### TASK TO CARRY OUT
Give only the number of lines below that contain the word "получай".

### EXTRACTED INFORMATION
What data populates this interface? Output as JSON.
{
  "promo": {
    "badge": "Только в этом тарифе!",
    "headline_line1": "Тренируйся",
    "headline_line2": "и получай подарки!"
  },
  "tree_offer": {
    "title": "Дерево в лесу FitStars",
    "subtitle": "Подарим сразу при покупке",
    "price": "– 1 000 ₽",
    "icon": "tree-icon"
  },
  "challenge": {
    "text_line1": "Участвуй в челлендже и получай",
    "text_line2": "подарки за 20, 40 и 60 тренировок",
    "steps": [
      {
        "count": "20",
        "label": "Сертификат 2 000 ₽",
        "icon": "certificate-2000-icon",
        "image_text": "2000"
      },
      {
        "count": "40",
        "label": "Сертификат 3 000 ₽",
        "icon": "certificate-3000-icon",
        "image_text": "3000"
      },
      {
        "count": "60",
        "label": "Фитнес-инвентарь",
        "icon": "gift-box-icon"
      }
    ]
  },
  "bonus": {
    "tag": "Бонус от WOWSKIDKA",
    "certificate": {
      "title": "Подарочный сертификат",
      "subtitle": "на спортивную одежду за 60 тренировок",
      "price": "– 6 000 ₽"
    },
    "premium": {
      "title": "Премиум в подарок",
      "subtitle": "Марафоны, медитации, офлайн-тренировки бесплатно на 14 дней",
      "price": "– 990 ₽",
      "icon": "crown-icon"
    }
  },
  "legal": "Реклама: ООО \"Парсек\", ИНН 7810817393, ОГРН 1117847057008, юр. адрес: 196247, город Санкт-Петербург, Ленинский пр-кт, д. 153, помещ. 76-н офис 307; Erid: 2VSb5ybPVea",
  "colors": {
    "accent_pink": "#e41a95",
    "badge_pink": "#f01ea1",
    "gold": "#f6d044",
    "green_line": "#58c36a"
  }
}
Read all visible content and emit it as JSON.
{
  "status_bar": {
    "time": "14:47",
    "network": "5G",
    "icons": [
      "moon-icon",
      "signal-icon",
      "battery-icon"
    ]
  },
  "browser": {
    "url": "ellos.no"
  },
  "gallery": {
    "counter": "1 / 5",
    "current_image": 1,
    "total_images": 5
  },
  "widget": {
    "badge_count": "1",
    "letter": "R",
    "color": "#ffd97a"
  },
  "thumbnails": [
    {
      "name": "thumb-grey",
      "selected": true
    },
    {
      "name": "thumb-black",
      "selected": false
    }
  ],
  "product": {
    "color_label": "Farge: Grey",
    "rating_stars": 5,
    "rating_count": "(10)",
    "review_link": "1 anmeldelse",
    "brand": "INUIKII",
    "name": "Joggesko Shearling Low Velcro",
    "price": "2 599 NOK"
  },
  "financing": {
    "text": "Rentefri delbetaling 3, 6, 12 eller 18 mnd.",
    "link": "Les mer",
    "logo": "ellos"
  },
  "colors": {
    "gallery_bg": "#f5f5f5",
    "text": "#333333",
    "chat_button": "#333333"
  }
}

### RESULT
2